**What is expected**:
Quote every line as given.

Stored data
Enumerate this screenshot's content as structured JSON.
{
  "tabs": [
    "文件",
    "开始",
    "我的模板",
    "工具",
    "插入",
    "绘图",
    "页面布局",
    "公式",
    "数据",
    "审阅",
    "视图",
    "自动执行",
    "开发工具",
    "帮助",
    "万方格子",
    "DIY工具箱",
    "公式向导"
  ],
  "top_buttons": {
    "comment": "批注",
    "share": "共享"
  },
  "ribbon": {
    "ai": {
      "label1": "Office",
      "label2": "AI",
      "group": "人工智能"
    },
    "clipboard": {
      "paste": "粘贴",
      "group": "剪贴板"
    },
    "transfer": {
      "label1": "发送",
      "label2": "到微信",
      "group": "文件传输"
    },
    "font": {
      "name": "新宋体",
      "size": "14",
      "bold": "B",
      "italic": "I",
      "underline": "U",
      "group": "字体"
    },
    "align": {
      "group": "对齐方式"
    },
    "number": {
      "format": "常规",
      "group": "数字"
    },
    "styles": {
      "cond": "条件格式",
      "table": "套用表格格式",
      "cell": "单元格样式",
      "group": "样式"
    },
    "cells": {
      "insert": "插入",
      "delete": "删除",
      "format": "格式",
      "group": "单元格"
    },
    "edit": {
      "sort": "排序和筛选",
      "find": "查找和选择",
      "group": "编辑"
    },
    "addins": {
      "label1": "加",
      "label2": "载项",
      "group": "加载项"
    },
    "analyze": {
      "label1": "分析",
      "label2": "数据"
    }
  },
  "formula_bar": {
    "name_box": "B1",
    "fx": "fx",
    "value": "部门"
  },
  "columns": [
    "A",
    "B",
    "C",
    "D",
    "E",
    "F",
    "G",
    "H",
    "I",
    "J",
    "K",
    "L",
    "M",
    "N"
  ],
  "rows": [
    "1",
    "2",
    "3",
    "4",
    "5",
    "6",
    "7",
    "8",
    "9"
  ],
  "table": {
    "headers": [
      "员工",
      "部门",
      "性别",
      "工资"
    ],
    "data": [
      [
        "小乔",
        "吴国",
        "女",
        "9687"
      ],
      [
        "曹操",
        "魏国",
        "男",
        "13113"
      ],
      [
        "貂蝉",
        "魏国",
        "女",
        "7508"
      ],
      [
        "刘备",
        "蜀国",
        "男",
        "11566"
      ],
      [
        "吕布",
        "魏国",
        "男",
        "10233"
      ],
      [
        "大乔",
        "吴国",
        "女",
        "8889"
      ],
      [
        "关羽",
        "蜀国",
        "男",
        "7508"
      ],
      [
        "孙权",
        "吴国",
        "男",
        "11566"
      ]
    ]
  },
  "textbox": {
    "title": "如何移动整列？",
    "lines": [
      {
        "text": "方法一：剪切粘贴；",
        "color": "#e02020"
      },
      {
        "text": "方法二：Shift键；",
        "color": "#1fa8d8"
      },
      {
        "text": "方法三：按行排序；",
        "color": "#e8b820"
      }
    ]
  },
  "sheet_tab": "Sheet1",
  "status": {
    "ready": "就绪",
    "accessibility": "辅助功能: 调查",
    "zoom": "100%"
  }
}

**Exercise output**:
Enumerate this screenshot's content as structured JSON.
{
  "tabs": [
    "文件",
    "开始",
    "我的模板",
    "工具",
    "插入",
    "绘图",
    "页面布局",
    "公式",
    "数据",
    "审阅",
    "视图",
    "自动执行",
    "开发工具",
    "帮助",
    "万方格子",
    "DIY工具箱",
    "公式向导"
  ],
  "top_buttons": {
    "comment": "批注",
    "share": "共享"
  },
  "ribbon": {
    "ai": {
      "label1": "Office",
      "label2": "AI",
      "group": "人工智能"
    },
    "clipboard": {
      "paste": "粘贴",
      "group": "剪贴板"
    },
    "transfer": {
      "label1": "发送",
      "label2": "到微信",
      "group": "文件传输"
    },
    "font": {
      "name": "新宋体",
      "size": "14",
      "bold": "B",
      "italic": "I",
      "underline": "U",
      "group": "字体"
    },
    "align": {
      "group": "对齐方式"
    },
    "number": {
      "format": "常规",
      "group": "数字"
    },
    "styles": {
      "cond": "条件格式",
      "table": "套用表格格式",
      "cell": "单元格样式",
      "group": "样式"
    },
    "cells": {
      "insert": "插入",
      "delete": "删除",
      "format": "格式",
      "group": "单元格"
    },
    "edit": {
      "sort": "排序和筛选",
      "find": "查找和选择",
      "group": "编辑"
    },
    "addins": {
      "label1": "加",
      "label2": "载项",
      "group": "加载项"
    },
    "analyze": {
      "label1": "分析",
      "label2": "数据"
    }
  },
  "formula_bar": {
    "name_box": "B1",
    "fx": "fx",
    "value": "部门"
  },
  "columns": [
    "A",
    "B",
    "C",
    "D",
    "E",
    "F",
    "G",
    "H",
    "I",
    "J",
    "K",
    "L",
    "M",
    "N"
  ],
  "rows": [
    "1",
    "2",
    "3",
    "4",
    "5",
    "6",
    "7",
    "8",
    "9"
  ],
  "table": {
    "headers": [
      "员工",
      "部门",
      "性别",
      "工资"
    ],
    "data": [
      [
        "小乔",
        "吴国",
        "女",
        "9687"
      ],
      [
        "曹操",
        "魏国",
        "男",
        "13113"
      ],
      [
        "貂蝉",
        "魏国",
        "女",
        "7508"
      ],
      [
        "刘备",
        "蜀国",
        "男",
        "11566"
      ],
      [
        "吕布",
        "魏国",
        "男",
        "10233"
      ],
      [
        "大乔",
        "吴国",
        "女",
        "8889"
      ],
      [
        "关羽",
        "蜀国",
        "男",
        "7508"
      ],
      [
        "孙权",
        "吴国",
        "男",
        "11566"
      ]
    ]
  },
  "textbox": {
    "title": "如何移动整列？",
    "lines": [
      {
        "text": "方法一：剪切粘贴；",
        "color": "#e02020"
      },
      {
        "text": "方法二：Shift键；",
        "color": "#1fa8d8"
      },
      {
        "text": "方法三：按行排序；",
        "color": "#e8b820"
      }
    ]
  },
  "sheet_tab": "Sheet1",
  "status": {
    "ready": "就绪",
    "accessibility": "辅助功能: 调查",
    "zoom": "100%"
  }
}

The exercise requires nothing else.